▸ **DO THIS**: Collect every row below that contains the string "óleo", copying each one in full. Matching is case-sensitive.

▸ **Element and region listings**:
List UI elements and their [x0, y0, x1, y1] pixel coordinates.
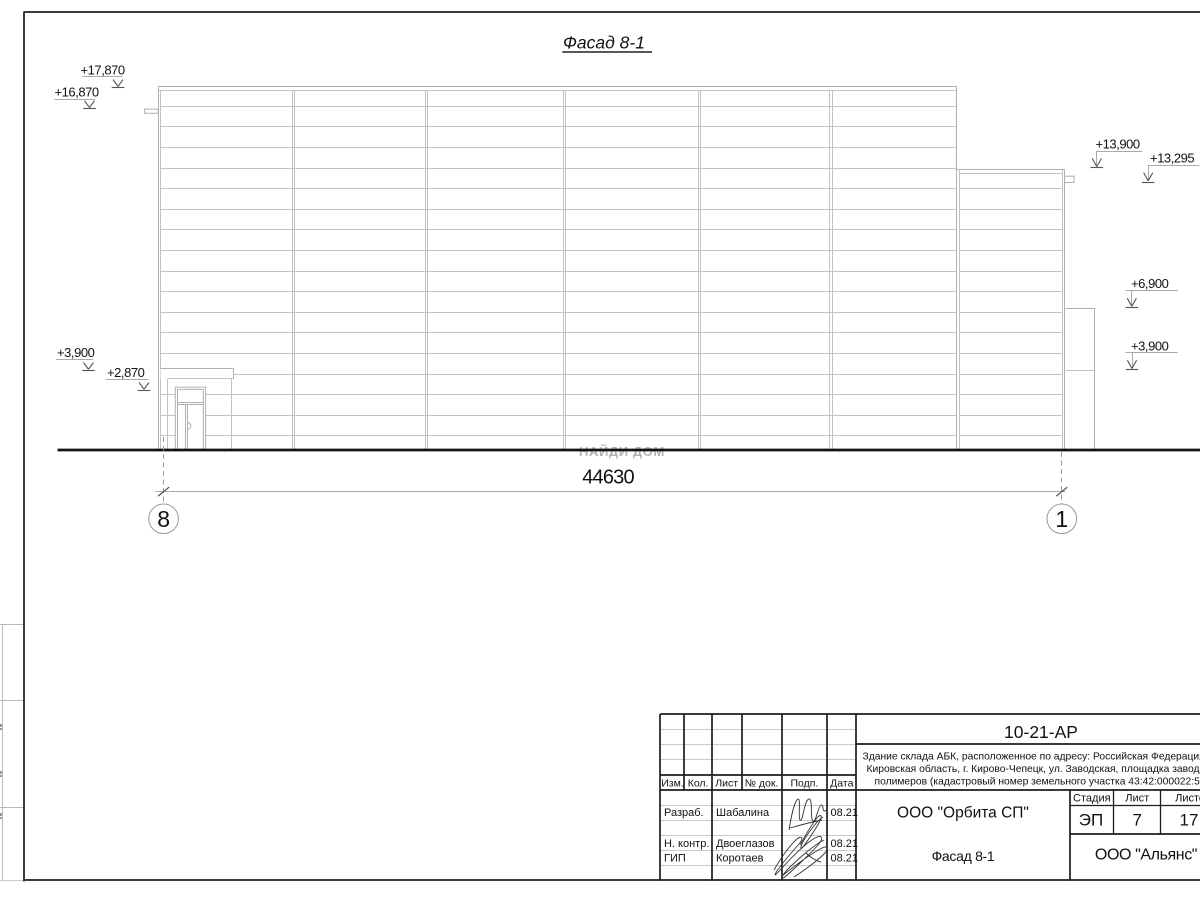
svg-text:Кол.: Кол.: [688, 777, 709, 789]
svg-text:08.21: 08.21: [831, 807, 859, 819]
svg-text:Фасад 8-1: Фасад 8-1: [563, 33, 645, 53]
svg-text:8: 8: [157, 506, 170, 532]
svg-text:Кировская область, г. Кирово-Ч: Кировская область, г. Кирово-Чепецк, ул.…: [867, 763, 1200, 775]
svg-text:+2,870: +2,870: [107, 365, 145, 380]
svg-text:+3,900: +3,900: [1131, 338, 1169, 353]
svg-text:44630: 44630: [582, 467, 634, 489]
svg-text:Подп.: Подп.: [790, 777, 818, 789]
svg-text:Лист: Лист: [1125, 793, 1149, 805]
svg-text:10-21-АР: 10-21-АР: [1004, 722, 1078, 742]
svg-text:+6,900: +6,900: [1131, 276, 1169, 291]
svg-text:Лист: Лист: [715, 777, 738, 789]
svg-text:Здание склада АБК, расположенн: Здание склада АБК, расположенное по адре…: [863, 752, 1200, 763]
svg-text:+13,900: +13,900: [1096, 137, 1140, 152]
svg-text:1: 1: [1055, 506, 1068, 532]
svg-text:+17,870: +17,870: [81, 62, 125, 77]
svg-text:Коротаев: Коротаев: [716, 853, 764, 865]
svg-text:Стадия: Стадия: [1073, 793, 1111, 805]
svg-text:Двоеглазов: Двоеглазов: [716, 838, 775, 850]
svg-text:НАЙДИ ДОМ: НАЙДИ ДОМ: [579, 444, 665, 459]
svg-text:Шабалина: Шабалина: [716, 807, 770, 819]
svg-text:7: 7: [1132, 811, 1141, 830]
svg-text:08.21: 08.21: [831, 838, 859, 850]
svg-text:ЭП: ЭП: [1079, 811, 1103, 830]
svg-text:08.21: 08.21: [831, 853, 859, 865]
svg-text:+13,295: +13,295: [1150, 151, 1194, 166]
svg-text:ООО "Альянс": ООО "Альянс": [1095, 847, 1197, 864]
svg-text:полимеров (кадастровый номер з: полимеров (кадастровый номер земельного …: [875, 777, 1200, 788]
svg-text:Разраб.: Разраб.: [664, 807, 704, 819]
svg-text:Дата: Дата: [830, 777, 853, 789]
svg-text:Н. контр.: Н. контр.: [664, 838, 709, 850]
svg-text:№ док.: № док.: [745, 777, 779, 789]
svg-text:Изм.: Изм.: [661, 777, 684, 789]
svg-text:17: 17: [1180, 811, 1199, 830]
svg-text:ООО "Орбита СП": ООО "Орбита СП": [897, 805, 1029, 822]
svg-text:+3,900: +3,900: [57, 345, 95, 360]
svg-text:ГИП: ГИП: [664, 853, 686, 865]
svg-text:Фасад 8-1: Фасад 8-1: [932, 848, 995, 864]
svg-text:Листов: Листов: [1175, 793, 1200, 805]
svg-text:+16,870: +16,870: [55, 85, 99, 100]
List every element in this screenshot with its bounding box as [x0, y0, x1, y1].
* * *
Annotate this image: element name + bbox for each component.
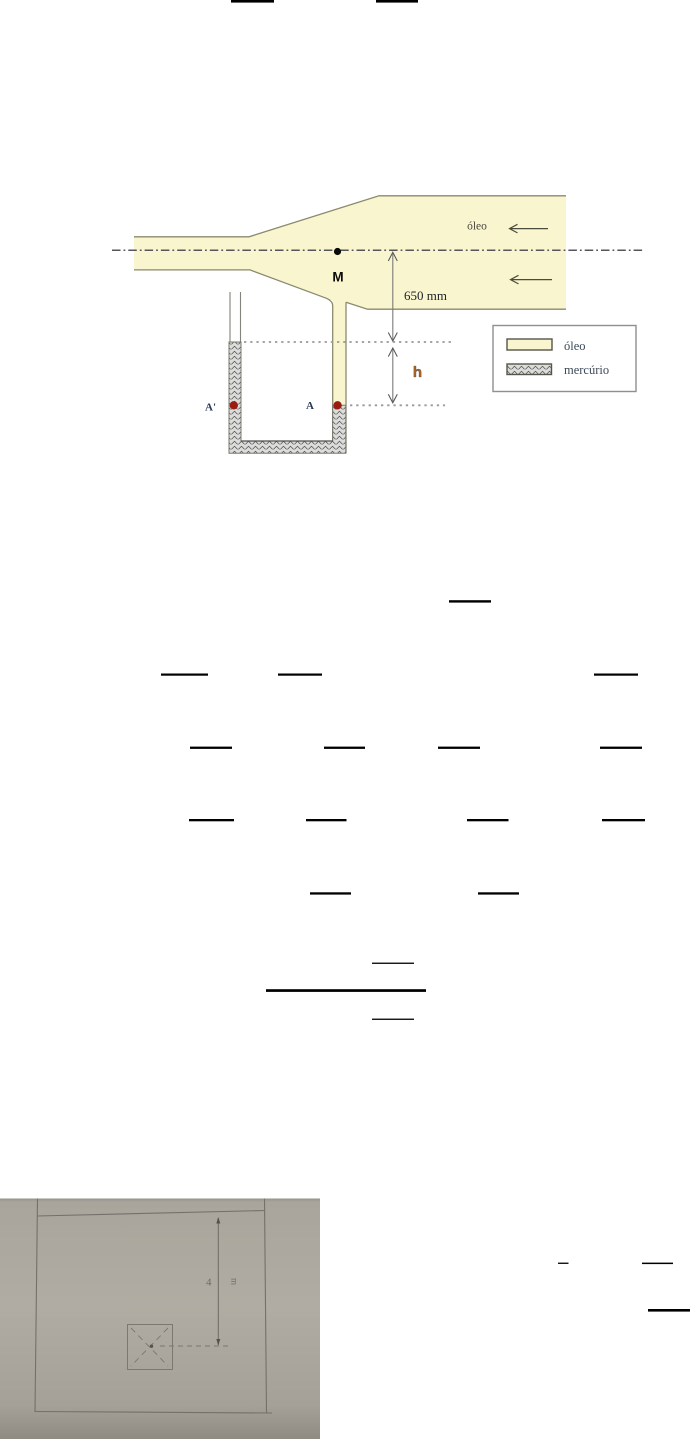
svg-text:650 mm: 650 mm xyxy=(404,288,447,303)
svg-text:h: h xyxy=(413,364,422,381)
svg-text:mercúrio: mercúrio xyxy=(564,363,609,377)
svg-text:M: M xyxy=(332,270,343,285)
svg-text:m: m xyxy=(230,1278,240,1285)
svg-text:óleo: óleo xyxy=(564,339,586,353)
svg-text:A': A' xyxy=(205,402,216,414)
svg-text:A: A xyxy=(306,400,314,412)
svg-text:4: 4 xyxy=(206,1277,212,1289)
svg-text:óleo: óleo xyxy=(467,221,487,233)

▸ **COMPLETE ANSWER**:
svg-text:óleo: óleo xyxy=(564,339,586,353)
svg-text:óleo: óleo xyxy=(467,221,487,233)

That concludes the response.